◆ RECORD EXCERPTS ◆
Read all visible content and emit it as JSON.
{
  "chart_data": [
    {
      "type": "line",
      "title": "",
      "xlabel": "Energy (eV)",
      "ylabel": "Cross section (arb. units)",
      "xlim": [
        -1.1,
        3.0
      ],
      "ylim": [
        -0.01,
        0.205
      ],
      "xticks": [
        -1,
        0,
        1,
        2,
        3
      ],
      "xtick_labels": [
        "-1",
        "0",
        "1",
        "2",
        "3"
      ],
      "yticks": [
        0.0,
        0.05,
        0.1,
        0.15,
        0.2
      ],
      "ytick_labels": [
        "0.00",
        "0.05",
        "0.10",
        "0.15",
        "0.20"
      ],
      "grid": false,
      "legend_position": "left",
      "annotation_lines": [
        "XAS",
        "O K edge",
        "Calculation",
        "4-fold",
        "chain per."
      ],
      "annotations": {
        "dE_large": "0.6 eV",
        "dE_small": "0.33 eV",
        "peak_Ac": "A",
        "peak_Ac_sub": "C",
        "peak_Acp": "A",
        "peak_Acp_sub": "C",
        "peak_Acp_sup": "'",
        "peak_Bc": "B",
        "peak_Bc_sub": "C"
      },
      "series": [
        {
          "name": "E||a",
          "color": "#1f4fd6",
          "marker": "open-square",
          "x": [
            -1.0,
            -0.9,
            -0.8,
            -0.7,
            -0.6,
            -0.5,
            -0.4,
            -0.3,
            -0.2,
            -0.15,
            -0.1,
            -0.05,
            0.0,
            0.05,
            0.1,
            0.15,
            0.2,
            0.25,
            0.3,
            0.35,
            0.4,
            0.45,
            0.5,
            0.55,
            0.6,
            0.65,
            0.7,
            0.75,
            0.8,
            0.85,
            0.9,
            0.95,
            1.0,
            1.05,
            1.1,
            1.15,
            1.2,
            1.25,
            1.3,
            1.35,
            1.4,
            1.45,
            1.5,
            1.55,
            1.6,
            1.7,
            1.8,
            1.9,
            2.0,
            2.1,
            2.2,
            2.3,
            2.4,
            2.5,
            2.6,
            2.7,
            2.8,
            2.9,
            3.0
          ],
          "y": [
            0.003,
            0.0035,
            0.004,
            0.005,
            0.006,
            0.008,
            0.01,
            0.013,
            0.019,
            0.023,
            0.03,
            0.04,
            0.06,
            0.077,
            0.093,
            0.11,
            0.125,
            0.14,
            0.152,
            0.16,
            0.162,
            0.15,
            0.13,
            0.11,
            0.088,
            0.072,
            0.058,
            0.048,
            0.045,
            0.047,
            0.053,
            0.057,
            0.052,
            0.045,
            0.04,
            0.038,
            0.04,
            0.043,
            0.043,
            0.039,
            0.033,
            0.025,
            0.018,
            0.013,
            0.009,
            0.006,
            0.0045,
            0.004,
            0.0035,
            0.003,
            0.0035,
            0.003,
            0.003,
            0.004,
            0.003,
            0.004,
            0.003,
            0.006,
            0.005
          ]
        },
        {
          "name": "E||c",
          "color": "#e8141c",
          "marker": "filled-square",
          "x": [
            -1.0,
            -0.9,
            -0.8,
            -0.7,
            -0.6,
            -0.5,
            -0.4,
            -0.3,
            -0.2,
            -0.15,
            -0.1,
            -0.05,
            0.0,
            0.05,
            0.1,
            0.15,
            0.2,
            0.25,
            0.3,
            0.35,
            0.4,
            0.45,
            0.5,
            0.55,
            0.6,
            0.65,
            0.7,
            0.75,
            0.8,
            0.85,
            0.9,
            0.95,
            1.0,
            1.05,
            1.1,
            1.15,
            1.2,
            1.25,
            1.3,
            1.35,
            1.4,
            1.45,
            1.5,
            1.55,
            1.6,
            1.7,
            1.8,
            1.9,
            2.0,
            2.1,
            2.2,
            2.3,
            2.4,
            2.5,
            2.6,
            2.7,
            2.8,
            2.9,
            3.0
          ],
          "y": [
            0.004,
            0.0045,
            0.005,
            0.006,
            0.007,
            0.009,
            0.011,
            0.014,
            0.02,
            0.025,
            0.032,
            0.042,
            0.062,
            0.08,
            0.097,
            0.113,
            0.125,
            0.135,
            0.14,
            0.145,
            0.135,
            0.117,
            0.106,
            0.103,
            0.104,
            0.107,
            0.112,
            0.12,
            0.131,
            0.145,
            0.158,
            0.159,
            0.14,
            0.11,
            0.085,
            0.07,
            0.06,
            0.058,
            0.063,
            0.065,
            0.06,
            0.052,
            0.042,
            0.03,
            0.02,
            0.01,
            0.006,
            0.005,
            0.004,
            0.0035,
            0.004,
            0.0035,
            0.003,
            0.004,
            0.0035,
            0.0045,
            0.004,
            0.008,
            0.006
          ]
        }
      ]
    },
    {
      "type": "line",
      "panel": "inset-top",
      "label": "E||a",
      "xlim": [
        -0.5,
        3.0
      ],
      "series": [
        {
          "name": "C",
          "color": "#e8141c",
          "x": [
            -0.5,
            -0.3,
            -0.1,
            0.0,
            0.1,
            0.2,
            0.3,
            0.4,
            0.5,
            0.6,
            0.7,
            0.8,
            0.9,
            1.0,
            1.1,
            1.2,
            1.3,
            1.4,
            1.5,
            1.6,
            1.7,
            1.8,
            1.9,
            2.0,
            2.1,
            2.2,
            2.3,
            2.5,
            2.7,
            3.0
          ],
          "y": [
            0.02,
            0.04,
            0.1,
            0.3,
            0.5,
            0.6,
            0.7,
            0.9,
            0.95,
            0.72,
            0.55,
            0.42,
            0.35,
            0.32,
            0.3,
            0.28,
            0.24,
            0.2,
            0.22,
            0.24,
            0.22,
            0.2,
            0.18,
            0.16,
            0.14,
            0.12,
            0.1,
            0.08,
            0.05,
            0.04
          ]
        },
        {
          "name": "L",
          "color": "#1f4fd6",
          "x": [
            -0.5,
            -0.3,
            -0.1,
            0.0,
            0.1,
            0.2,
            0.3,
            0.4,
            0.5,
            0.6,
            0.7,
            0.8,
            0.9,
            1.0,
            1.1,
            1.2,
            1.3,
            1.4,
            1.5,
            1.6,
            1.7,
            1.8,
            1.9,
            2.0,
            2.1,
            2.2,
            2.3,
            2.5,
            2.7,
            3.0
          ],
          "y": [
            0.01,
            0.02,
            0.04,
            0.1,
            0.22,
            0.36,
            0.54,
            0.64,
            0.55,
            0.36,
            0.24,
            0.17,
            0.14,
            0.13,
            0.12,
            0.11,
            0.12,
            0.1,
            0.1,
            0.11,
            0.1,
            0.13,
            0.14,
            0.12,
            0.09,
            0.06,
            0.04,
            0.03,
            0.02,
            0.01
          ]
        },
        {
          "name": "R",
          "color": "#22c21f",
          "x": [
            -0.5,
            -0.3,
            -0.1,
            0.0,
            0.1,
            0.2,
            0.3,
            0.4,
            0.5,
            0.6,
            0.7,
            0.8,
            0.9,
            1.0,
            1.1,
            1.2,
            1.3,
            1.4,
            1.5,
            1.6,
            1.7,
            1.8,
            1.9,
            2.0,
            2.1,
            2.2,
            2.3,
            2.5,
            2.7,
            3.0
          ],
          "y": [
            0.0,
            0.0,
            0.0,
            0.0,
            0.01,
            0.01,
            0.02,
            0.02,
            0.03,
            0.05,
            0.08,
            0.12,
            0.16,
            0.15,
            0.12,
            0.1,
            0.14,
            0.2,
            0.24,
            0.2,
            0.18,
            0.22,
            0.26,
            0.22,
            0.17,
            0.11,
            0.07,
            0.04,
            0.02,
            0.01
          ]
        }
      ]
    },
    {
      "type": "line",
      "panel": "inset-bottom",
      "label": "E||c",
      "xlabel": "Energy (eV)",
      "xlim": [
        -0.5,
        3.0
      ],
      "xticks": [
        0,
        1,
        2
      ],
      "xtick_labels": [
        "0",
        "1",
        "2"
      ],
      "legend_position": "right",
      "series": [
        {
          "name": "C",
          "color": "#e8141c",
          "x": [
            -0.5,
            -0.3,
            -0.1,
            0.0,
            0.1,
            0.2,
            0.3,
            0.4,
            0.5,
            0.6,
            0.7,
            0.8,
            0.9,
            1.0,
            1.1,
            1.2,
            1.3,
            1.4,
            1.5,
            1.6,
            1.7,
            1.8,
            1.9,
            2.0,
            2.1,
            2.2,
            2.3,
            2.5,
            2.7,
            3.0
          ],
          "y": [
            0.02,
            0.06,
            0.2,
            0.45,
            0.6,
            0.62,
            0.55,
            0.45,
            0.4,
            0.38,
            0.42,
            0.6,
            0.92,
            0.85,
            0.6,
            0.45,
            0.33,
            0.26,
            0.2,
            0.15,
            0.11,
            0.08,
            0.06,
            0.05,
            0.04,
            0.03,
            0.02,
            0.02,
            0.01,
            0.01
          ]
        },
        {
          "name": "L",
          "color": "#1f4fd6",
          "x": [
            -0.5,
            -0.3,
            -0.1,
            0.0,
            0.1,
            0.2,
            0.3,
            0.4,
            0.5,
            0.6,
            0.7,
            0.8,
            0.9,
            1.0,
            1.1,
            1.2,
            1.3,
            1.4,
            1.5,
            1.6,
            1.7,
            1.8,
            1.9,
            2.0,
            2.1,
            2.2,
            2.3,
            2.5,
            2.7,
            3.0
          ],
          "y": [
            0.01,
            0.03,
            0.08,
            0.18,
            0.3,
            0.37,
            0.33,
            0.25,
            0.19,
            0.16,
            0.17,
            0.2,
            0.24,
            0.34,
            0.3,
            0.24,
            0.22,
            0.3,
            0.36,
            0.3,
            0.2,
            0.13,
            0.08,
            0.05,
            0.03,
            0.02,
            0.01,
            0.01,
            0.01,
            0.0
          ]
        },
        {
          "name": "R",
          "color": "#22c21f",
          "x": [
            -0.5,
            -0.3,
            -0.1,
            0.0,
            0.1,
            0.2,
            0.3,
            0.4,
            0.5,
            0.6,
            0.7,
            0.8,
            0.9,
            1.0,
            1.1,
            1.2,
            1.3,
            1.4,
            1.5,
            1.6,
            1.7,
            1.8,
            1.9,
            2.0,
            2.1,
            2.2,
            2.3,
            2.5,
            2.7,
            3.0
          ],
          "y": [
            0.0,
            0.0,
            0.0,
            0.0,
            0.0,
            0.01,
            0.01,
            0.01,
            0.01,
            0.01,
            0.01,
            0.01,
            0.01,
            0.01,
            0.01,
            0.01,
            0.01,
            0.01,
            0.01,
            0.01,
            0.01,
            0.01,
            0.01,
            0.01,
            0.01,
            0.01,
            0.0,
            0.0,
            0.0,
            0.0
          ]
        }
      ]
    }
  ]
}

==

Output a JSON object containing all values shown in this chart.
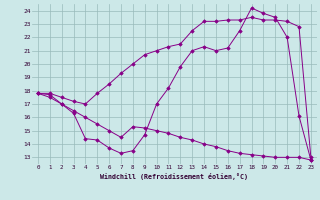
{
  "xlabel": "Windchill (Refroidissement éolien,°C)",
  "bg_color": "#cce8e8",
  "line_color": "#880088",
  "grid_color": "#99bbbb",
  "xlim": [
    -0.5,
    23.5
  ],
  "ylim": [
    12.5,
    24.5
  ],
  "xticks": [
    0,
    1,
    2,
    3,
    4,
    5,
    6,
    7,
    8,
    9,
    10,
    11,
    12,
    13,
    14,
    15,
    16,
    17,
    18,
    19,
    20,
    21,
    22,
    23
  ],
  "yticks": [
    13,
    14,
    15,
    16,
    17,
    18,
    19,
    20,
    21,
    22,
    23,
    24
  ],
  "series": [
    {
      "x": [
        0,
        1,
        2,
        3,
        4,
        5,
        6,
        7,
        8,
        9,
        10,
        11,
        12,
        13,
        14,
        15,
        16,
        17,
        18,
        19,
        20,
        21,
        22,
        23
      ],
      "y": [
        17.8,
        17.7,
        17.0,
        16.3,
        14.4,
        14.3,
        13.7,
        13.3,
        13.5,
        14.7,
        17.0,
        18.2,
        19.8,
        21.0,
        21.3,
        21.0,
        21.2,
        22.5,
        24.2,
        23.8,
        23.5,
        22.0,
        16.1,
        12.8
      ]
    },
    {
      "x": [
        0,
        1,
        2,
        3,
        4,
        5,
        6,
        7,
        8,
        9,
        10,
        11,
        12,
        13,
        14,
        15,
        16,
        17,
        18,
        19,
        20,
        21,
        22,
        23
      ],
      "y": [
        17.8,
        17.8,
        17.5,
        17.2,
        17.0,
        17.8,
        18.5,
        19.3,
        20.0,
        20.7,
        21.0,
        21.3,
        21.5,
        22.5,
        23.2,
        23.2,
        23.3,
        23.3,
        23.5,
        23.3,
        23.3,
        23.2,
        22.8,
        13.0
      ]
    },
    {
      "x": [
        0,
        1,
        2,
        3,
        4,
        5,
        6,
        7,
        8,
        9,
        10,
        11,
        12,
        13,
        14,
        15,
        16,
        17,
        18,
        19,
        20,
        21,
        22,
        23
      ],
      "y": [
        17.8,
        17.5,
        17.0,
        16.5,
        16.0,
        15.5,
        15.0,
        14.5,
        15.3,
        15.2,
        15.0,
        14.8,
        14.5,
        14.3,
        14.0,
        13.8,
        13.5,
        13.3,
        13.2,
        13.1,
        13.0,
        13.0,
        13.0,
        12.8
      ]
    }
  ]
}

...

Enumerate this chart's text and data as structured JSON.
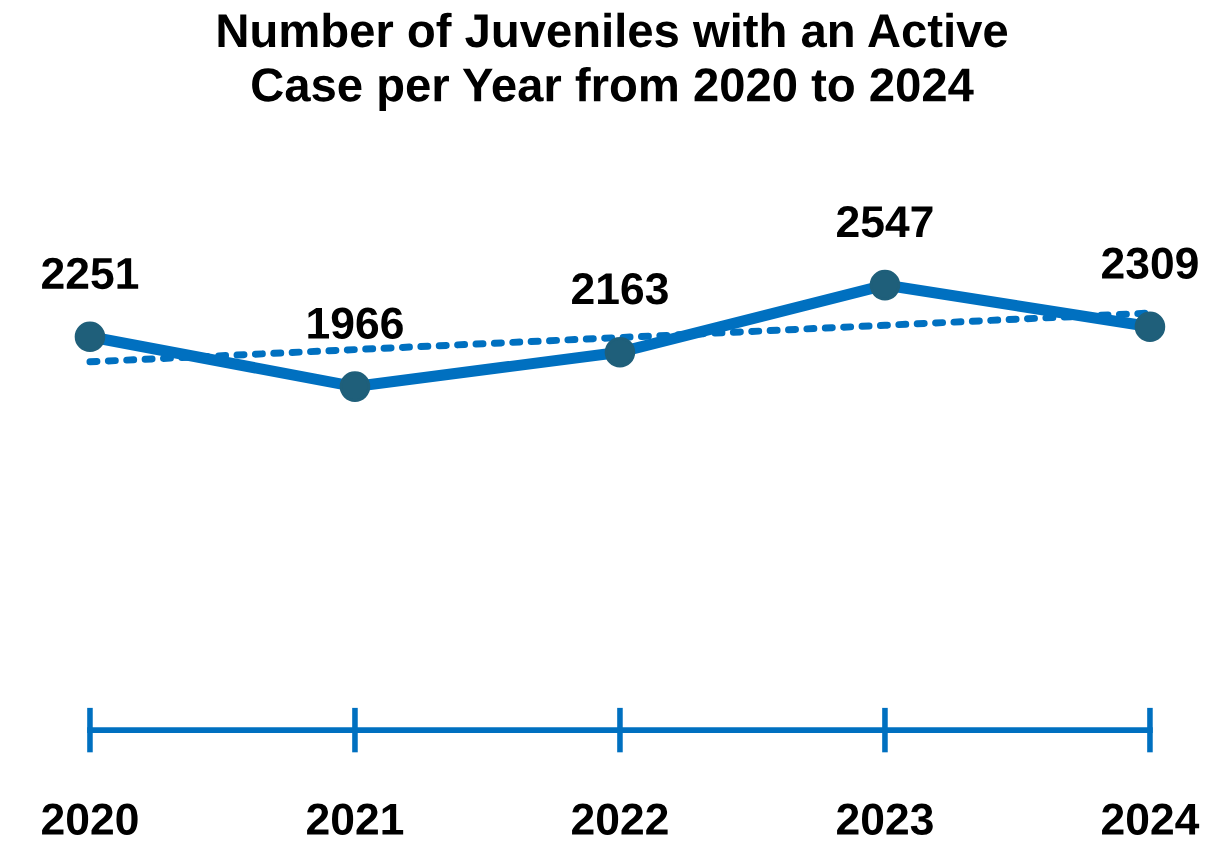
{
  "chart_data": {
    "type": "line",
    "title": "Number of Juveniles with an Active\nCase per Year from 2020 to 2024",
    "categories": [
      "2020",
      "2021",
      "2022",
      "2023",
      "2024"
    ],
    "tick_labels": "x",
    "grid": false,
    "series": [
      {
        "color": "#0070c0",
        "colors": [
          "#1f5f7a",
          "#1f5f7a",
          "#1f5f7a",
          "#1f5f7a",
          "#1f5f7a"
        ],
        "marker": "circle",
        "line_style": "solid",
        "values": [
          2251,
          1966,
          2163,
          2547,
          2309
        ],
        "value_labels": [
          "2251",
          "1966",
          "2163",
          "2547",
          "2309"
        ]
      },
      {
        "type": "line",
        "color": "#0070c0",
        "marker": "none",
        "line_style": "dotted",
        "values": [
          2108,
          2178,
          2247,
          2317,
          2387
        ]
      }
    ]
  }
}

◆ REQUIREMENT ◆
Copy out each line that contains the word "marker".

◆ FINISHED TASK ◆
          "marker": "open-square",
          "marker": "filled-square",
        "marker": "circle",
        "marker": "none",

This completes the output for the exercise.